**GOAL OF THE EXERCISE:** Pick out all lines with the word "position" from the records that follow.

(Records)
------
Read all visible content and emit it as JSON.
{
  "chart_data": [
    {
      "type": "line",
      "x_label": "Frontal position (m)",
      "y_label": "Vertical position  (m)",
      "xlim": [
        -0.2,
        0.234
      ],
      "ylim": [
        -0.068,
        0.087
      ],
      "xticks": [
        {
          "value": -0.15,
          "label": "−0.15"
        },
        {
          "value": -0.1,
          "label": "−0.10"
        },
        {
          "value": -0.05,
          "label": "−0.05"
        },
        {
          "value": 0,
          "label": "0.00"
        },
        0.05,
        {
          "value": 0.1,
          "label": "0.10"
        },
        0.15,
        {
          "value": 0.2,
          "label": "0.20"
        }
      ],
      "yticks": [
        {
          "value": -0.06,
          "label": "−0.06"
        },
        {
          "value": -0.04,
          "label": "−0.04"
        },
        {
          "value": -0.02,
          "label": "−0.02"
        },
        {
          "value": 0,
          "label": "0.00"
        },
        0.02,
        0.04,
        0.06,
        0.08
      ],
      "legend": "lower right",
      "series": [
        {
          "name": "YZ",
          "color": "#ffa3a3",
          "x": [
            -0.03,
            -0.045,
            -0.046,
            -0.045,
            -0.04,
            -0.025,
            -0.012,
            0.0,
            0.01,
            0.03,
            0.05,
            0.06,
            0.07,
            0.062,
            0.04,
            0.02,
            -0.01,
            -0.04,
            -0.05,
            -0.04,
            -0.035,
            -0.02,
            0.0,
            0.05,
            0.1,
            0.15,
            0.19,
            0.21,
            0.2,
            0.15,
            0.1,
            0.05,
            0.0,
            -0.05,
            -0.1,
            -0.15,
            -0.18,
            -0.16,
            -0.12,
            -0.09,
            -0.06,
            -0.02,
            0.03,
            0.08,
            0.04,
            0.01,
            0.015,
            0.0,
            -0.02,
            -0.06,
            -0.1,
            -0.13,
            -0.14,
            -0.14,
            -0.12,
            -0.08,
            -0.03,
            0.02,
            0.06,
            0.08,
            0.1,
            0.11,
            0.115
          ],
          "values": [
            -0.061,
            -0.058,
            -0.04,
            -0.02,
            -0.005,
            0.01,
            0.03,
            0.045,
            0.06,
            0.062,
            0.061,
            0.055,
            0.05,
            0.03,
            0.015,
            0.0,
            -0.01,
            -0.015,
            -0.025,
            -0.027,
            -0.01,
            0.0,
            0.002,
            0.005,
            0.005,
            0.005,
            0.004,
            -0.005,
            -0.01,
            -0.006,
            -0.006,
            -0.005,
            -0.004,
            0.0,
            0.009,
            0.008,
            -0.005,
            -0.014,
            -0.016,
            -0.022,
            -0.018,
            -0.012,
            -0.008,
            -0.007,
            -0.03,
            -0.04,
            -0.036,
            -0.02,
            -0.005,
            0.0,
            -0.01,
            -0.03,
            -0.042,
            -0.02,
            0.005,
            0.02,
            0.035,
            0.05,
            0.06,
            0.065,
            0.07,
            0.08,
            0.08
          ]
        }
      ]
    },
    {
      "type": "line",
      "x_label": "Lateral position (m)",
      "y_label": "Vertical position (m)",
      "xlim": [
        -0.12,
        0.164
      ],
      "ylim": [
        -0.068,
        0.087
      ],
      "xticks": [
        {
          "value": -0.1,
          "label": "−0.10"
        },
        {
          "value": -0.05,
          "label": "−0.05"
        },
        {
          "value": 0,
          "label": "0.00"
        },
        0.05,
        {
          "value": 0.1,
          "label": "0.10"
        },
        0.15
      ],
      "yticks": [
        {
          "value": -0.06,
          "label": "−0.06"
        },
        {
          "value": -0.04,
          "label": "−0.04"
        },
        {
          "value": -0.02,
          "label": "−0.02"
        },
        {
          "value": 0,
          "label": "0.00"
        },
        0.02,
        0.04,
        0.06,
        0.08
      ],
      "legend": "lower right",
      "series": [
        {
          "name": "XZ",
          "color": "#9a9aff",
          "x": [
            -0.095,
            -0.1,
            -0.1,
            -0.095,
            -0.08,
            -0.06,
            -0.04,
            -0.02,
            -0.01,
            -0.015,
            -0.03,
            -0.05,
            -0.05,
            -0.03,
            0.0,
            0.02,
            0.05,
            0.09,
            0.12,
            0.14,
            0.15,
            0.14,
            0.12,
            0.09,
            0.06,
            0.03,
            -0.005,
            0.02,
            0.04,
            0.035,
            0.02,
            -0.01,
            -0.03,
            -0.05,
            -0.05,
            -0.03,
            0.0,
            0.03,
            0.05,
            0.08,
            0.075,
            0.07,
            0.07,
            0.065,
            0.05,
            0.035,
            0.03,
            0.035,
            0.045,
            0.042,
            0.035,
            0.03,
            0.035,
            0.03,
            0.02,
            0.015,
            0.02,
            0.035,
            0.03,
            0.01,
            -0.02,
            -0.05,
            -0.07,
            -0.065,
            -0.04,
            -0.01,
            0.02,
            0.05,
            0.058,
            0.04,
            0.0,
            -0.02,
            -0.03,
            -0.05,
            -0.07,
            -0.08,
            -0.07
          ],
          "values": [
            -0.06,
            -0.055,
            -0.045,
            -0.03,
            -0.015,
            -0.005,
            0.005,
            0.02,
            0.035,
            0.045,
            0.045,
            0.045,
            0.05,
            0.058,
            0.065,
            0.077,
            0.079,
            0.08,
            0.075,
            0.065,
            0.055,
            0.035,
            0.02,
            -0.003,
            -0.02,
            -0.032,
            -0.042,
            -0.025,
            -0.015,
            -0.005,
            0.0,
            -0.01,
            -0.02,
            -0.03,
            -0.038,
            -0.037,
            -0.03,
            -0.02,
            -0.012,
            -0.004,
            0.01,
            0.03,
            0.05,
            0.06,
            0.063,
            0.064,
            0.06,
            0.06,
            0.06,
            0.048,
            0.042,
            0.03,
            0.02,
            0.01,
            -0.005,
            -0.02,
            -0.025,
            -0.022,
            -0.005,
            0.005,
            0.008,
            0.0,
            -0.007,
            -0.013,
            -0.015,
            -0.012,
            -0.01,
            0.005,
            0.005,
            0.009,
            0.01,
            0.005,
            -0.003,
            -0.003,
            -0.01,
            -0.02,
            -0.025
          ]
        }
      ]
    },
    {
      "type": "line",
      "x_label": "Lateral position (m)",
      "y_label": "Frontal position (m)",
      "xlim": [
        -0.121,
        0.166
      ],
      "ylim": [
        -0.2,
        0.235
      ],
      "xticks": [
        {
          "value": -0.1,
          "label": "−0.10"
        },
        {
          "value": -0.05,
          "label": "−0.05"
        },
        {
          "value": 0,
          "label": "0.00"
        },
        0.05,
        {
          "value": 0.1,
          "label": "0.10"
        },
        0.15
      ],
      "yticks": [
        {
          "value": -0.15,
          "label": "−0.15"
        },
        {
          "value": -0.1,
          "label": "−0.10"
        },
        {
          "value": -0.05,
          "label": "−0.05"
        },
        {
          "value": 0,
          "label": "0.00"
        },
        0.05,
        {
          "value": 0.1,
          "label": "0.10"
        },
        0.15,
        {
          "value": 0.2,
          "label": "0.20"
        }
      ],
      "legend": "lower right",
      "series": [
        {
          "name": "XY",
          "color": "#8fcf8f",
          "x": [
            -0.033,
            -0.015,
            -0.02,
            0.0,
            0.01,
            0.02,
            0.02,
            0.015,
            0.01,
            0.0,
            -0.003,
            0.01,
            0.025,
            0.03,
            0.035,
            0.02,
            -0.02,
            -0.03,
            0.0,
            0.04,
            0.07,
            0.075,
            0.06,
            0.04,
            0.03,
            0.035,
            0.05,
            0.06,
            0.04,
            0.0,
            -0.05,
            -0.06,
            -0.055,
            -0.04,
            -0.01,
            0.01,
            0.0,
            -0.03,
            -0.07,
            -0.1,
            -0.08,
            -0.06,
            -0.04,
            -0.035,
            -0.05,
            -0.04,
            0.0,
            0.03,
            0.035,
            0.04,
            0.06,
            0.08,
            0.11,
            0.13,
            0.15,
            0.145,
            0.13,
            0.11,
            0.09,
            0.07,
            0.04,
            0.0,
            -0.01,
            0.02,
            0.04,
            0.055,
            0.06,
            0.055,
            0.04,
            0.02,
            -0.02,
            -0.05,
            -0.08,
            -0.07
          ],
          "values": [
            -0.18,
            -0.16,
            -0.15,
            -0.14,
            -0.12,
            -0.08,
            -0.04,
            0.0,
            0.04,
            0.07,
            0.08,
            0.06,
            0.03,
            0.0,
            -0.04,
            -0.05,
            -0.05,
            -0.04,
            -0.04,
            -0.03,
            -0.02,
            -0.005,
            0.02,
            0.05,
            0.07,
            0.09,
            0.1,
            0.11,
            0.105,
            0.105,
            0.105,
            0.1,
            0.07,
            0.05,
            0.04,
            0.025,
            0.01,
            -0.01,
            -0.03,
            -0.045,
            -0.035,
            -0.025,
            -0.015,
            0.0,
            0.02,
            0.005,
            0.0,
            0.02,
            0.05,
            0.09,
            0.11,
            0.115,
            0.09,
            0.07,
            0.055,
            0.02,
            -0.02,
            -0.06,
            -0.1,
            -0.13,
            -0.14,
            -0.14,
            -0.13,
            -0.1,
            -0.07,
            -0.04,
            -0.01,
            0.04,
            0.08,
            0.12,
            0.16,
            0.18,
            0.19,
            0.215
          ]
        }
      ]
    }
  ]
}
------
**TASK RESULT:**
      "x_label": "Frontal position (m)",
      "y_label": "Vertical position  (m)",
      "x_label": "Lateral position (m)",
      "y_label": "Vertical position (m)",
      "x_label": "Lateral position (m)",
      "y_label": "Frontal position (m)",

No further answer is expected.